[Item position entries]
------------------------------------------------------------------------

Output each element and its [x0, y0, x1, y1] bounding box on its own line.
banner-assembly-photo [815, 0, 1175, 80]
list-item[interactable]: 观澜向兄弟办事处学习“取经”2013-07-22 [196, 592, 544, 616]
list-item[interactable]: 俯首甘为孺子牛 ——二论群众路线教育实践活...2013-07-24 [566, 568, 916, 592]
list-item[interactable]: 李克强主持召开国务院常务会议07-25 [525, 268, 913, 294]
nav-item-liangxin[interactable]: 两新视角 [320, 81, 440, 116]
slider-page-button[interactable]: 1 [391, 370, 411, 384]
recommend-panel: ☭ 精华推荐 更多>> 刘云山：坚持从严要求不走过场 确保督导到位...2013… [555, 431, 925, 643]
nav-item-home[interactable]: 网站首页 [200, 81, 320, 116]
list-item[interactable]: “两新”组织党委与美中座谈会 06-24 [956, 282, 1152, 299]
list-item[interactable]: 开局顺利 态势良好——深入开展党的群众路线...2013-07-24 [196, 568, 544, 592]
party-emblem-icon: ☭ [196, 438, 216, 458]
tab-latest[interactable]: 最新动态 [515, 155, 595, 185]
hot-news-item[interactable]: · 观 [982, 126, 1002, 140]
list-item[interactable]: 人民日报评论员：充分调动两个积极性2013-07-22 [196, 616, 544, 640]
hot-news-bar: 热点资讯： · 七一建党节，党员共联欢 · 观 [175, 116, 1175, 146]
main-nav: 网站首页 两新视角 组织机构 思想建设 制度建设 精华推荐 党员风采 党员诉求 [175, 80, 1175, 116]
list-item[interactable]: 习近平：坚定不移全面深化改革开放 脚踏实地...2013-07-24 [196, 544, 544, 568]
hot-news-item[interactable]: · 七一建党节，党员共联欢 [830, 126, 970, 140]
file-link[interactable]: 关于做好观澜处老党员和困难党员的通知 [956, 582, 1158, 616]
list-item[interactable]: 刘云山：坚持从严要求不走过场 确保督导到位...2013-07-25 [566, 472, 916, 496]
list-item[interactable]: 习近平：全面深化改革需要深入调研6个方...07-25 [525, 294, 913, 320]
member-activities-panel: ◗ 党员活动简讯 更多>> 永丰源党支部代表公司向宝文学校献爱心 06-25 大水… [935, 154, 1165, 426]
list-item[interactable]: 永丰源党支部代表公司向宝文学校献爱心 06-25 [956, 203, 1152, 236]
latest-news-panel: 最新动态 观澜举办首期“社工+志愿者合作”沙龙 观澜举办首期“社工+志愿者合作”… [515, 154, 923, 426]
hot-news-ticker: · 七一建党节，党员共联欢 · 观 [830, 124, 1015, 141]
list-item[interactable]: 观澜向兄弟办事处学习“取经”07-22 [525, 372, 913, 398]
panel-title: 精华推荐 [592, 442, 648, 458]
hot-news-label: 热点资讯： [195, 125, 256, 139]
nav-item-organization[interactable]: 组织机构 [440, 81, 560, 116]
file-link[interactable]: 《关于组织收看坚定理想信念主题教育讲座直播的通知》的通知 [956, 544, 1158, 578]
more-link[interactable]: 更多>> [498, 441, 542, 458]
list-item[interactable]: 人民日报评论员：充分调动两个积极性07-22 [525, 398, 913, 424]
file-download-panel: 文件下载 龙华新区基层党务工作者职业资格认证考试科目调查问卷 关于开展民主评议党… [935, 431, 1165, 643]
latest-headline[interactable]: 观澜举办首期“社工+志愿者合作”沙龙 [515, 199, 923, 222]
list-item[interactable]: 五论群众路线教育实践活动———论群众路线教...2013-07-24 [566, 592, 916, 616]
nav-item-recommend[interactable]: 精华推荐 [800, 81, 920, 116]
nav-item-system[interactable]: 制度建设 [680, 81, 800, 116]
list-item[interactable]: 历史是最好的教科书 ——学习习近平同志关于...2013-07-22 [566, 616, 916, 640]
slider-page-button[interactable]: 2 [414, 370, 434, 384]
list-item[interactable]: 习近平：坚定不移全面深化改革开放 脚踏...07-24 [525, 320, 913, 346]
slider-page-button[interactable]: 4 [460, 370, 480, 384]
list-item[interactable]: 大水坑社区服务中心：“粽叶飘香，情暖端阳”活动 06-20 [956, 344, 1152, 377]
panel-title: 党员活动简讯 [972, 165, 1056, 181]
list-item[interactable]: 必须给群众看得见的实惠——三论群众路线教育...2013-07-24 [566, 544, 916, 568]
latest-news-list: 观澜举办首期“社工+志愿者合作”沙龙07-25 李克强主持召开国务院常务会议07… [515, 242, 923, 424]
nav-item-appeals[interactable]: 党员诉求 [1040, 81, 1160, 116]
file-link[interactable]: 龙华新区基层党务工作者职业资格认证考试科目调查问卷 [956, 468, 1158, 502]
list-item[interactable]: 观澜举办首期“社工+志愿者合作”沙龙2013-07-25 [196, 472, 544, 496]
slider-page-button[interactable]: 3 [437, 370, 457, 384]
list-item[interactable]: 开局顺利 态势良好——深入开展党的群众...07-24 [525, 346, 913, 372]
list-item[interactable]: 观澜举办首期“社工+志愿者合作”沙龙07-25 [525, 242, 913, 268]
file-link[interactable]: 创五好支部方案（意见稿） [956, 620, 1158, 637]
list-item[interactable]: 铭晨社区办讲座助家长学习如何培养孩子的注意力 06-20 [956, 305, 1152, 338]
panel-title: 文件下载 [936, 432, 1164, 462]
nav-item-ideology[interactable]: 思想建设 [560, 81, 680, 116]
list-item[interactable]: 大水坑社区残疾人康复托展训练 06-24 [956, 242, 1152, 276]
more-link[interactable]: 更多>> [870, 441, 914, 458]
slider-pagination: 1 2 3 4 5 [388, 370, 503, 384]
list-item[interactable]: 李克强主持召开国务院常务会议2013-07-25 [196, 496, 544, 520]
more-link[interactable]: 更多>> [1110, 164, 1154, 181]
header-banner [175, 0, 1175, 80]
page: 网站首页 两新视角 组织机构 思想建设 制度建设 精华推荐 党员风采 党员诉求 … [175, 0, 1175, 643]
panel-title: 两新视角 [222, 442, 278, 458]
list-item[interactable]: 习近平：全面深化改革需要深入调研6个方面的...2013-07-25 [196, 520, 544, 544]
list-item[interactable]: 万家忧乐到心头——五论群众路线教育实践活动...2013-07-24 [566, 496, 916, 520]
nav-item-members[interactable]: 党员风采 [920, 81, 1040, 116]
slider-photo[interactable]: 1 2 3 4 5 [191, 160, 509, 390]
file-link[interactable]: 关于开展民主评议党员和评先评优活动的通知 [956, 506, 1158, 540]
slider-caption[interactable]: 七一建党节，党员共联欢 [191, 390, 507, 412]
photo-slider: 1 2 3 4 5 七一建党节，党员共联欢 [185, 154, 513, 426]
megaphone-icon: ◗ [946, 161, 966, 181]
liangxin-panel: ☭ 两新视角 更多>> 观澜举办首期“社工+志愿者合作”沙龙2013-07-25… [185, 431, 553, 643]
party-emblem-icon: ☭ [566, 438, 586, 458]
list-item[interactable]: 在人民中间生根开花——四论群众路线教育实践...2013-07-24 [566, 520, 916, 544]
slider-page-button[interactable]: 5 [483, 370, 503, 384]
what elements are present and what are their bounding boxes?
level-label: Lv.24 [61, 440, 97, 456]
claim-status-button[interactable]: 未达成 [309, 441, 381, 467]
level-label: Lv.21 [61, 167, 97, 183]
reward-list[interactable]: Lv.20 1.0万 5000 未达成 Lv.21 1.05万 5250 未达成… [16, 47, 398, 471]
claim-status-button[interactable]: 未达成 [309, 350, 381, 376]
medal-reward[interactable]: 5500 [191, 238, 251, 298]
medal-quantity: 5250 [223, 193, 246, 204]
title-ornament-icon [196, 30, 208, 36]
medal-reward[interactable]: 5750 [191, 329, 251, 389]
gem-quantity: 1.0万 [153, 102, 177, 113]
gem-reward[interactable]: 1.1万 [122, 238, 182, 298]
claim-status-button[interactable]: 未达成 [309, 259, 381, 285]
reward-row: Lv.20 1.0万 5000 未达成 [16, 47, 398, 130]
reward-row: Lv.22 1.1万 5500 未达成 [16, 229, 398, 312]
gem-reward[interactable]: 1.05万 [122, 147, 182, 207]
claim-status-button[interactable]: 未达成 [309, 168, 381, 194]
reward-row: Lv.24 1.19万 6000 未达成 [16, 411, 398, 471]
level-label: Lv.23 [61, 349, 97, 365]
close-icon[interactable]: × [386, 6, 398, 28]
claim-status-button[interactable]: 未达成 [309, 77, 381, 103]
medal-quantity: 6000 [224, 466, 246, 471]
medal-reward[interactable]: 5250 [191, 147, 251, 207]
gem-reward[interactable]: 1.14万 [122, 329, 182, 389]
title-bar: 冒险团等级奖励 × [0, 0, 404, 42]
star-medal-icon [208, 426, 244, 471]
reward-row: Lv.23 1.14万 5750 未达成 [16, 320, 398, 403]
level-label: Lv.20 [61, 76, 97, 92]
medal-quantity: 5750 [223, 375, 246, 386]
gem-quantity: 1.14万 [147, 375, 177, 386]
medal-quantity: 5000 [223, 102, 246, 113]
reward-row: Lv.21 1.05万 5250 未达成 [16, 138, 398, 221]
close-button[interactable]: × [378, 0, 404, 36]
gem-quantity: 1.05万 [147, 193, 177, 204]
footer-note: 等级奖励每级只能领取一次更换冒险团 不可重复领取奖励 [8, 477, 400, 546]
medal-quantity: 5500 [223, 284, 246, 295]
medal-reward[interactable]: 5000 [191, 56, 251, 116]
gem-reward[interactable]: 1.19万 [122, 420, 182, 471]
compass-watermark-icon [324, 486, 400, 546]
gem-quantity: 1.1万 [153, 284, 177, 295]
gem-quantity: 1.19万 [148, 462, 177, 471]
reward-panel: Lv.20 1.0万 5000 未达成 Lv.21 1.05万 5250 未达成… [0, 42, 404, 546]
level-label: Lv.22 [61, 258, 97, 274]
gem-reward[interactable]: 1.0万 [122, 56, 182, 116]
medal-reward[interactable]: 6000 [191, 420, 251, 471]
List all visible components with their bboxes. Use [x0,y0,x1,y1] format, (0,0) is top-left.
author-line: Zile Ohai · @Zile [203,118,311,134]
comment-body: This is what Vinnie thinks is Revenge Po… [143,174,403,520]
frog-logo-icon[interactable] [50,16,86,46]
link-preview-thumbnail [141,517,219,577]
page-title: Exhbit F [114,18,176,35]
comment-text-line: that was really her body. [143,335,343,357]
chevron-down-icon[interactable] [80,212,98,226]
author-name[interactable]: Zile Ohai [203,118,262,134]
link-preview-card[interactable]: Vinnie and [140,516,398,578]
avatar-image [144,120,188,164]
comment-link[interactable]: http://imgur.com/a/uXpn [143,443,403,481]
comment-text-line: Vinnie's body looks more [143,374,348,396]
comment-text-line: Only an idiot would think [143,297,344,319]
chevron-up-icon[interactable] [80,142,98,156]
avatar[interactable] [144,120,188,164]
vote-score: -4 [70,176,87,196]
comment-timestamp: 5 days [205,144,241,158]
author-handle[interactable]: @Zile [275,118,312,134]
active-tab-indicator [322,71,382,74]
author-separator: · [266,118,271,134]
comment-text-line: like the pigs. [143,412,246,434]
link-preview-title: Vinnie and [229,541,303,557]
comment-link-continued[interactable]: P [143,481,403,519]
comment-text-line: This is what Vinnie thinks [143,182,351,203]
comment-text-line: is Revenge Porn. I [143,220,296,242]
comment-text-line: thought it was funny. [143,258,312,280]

------------------------------------------------------------------------

- [Written problem]
Recast everything from the start of the items down to and including the line containing "file-download-panel: 文件下载 龙华新区基层党务工作者职业资格认证考试科目调查问卷" as a numbered list, omitting any blank lines.

- [Solution below]
1. Output each element and its [x0, y0, x1, y1] bounding box on its own line.
2. banner-assembly-photo [815, 0, 1175, 80]
3. list-item[interactable]: 观澜向兄弟办事处学习“取经”2013-07-22 [196, 592, 544, 616]
4. list-item[interactable]: 俯首甘为孺子牛 ——二论群众路线教育实践活...2013-07-24 [566, 568, 916, 592]
5. list-item[interactable]: 李克强主持召开国务院常务会议07-25 [525, 268, 913, 294]
6. nav-item-liangxin[interactable]: 两新视角 [320, 81, 440, 116]
7. slider-page-button[interactable]: 1 [391, 370, 411, 384]
8. recommend-panel: ☭ 精华推荐 更多>> 刘云山：坚持从严要求不走过场 确保督导到位...2013… [555, 431, 925, 643]
9. nav-item-home[interactable]: 网站首页 [200, 81, 320, 116]
10. list-item[interactable]: “两新”组织党委与美中座谈会 06-24 [956, 282, 1152, 299]
11. list-item[interactable]: 开局顺利 态势良好——深入开展党的群众路线...2013-07-24 [196, 568, 544, 592]
12. party-emblem-icon: ☭ [196, 438, 216, 458]
13. tab-latest[interactable]: 最新动态 [515, 155, 595, 185]
14. hot-news-item[interactable]: · 观 [982, 126, 1002, 140]
15. list-item[interactable]: 人民日报评论员：充分调动两个积极性2013-07-22 [196, 616, 544, 640]
16. hot-news-bar: 热点资讯： · 七一建党节，党员共联欢 · 观 [175, 116, 1175, 146]
17. main-nav: 网站首页 两新视角 组织机构 思想建设 制度建设 精华推荐 党员风采 党员诉求 [175, 80, 1175, 116]
18. list-item[interactable]: 习近平：坚定不移全面深化改革开放 脚踏实地...2013-07-24 [196, 544, 544, 568]
19. hot-news-item[interactable]: · 七一建党节，党员共联欢 [830, 126, 970, 140]
20. file-link[interactable]: 关于做好观澜处老党员和困难党员的通知 [956, 582, 1158, 616]
21. list-item[interactable]: 刘云山：坚持从严要求不走过场 确保督导到位...2013-07-25 [566, 472, 916, 496]
22. list-item[interactable]: 习近平：全面深化改革需要深入调研6个方...07-25 [525, 294, 913, 320]
23. member-activities-panel: ◗ 党员活动简讯 更多>> 永丰源党支部代表公司向宝文学校献爱心 06-25 大水… [935, 154, 1165, 426]
24. list-item[interactable]: 永丰源党支部代表公司向宝文学校献爱心 06-25 [956, 203, 1152, 236]
25. latest-news-panel: 最新动态 观澜举办首期“社工+志愿者合作”沙龙 观澜举办首期“社工+志愿者合作”… [515, 154, 923, 426]
26. hot-news-ticker: · 七一建党节，党员共联欢 · 观 [830, 124, 1015, 141]
27. list-item[interactable]: 观澜向兄弟办事处学习“取经”07-22 [525, 372, 913, 398]
28. panel-title: 精华推荐 [592, 442, 648, 458]
29. hot-news-label: 热点资讯： [195, 125, 256, 139]
30. nav-item-organization[interactable]: 组织机构 [440, 81, 560, 116]
31. file-link[interactable]: 《关于组织收看坚定理想信念主题教育讲座直播的通知》的通知 [956, 544, 1158, 578]
32. more-link[interactable]: 更多>> [498, 441, 542, 458]
33. list-item[interactable]: 人民日报评论员：充分调动两个积极性07-22 [525, 398, 913, 424]
34. file-download-panel: 文件下载 龙华新区基层党务工作者职业资格认证考试科目调查问卷 关于开展民主评议党… [935, 431, 1165, 643]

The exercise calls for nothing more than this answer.